_Exercise details_
Emit the data below verbatim, stripping out any pictures.

_Entries provided_
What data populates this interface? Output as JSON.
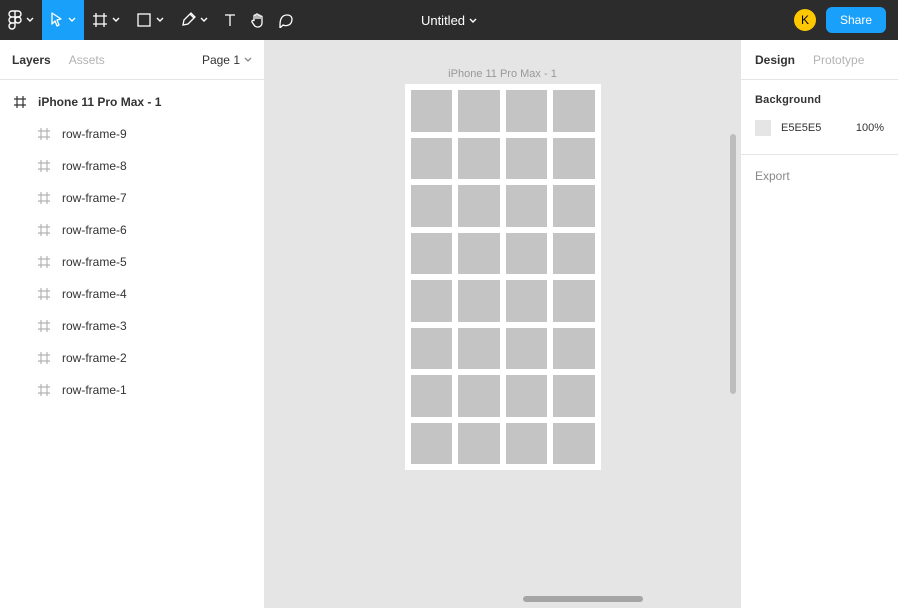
{
  "toolbar": {
    "doc_title": "Untitled",
    "avatar_initial": "K",
    "share_label": "Share"
  },
  "left": {
    "tabs": {
      "layers": "Layers",
      "assets": "Assets"
    },
    "page_selector": "Page 1",
    "root_layer": "iPhone 11 Pro Max - 1",
    "children": [
      "row-frame-9",
      "row-frame-8",
      "row-frame-7",
      "row-frame-6",
      "row-frame-5",
      "row-frame-4",
      "row-frame-3",
      "row-frame-2",
      "row-frame-1"
    ]
  },
  "canvas": {
    "artboard_label": "iPhone 11 Pro Max - 1",
    "rows": 8,
    "cols": 4
  },
  "right": {
    "tabs": {
      "design": "Design",
      "prototype": "Prototype"
    },
    "background": {
      "title": "Background",
      "hex": "E5E5E5",
      "opacity": "100%"
    },
    "export_label": "Export"
  },
  "icons": {
    "figma": "figma-logo-icon",
    "move": "move-tool-icon",
    "frame": "frame-tool-icon",
    "shape": "shape-tool-icon",
    "pen": "pen-tool-icon",
    "text": "text-tool-icon",
    "hand": "hand-tool-icon",
    "comment": "comment-tool-icon"
  }
}
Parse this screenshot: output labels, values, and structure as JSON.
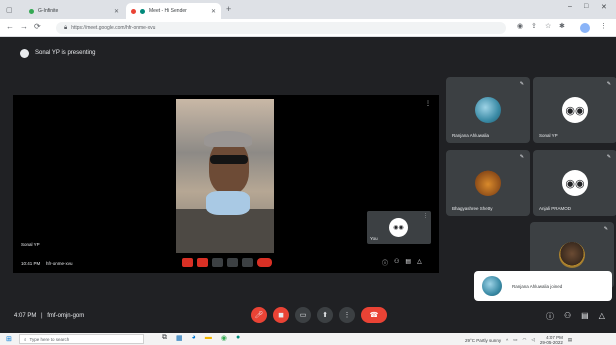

_Exercise response_
What data populates this interface? Output as JSON.
{
  "toolbar": {
    "doc_title": "Untitled",
    "avatar_initial": "K",
    "share_label": "Share"
  },
  "left": {
    "tabs": {
      "layers": "Layers",
      "assets": "Assets"
    },
    "page_selector": "Page 1",
    "root_layer": "iPhone 11 Pro Max - 1",
    "children": [
      "row-frame-9",
      "row-frame-8",
      "row-frame-7",
      "row-frame-6",
      "row-frame-5",
      "row-frame-4",
      "row-frame-3",
      "row-frame-2",
      "row-frame-1"
    ]
  },
  "canvas": {
    "artboard_label": "iPhone 11 Pro Max - 1",
    "rows": 8,
    "cols": 4
  },
  "right": {
    "tabs": {
      "design": "Design",
      "prototype": "Prototype"
    },
    "background": {
      "title": "Background",
      "hex": "E5E5E5",
      "opacity": "100%"
    },
    "export_label": "Export"
  },
  "icons": {
    "figma": "figma-logo-icon",
    "move": "move-tool-icon",
    "frame": "frame-tool-icon",
    "shape": "shape-tool-icon",
    "pen": "pen-tool-icon",
    "text": "text-tool-icon",
    "hand": "hand-tool-icon",
    "comment": "comment-tool-icon"
  }
}
Parse this screenshot: output labels, values, and structure as JSON.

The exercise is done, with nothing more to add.